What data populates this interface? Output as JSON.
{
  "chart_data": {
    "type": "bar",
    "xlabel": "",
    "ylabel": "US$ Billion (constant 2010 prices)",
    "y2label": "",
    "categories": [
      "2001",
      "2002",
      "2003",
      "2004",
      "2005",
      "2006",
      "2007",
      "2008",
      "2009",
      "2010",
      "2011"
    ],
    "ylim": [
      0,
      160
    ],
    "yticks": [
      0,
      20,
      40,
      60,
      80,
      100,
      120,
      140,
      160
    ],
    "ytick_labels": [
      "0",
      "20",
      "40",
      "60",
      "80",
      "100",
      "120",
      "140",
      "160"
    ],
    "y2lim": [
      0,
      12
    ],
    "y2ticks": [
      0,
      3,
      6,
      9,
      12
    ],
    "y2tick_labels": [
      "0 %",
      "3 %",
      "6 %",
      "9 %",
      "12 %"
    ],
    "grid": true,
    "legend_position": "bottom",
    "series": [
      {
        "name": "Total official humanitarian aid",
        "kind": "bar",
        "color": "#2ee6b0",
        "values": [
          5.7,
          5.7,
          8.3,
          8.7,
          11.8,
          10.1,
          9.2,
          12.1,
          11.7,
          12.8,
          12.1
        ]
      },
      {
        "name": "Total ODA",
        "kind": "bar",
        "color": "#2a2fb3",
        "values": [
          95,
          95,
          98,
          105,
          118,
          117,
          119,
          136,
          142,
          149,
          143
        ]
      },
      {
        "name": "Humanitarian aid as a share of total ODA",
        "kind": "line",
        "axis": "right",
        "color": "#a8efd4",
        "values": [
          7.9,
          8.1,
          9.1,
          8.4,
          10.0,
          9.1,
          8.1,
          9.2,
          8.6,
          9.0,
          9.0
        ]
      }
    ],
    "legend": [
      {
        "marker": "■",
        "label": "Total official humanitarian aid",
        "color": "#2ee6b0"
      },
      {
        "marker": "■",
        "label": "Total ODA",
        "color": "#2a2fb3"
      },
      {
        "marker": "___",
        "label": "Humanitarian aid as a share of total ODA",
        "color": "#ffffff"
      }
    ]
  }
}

■ **Work instructions**
Copy all data exactly, start to finish.

■ **Solution to the exercise**
What data populates this interface? Output as JSON.
{
  "chart_data": {
    "type": "bar",
    "xlabel": "",
    "ylabel": "US$ Billion (constant 2010 prices)",
    "y2label": "",
    "categories": [
      "2001",
      "2002",
      "2003",
      "2004",
      "2005",
      "2006",
      "2007",
      "2008",
      "2009",
      "2010",
      "2011"
    ],
    "ylim": [
      0,
      160
    ],
    "yticks": [
      0,
      20,
      40,
      60,
      80,
      100,
      120,
      140,
      160
    ],
    "ytick_labels": [
      "0",
      "20",
      "40",
      "60",
      "80",
      "100",
      "120",
      "140",
      "160"
    ],
    "y2lim": [
      0,
      12
    ],
    "y2ticks": [
      0,
      3,
      6,
      9,
      12
    ],
    "y2tick_labels": [
      "0 %",
      "3 %",
      "6 %",
      "9 %",
      "12 %"
    ],
    "grid": true,
    "legend_position": "bottom",
    "series": [
      {
        "name": "Total official humanitarian aid",
        "kind": "bar",
        "color": "#2ee6b0",
        "values": [
          5.7,
          5.7,
          8.3,
          8.7,
          11.8,
          10.1,
          9.2,
          12.1,
          11.7,
          12.8,
          12.1
        ]
      },
      {
        "name": "Total ODA",
        "kind": "bar",
        "color": "#2a2fb3",
        "values": [
          95,
          95,
          98,
          105,
          118,
          117,
          119,
          136,
          142,
          149,
          143
        ]
      },
      {
        "name": "Humanitarian aid as a share of total ODA",
        "kind": "line",
        "axis": "right",
        "color": "#a8efd4",
        "values": [
          7.9,
          8.1,
          9.1,
          8.4,
          10.0,
          9.1,
          8.1,
          9.2,
          8.6,
          9.0,
          9.0
        ]
      }
    ],
    "legend": [
      {
        "marker": "■",
        "label": "Total official humanitarian aid",
        "color": "#2ee6b0"
      },
      {
        "marker": "■",
        "label": "Total ODA",
        "color": "#2a2fb3"
      },
      {
        "marker": "___",
        "label": "Humanitarian aid as a share of total ODA",
        "color": "#ffffff"
      }
    ]
  }
}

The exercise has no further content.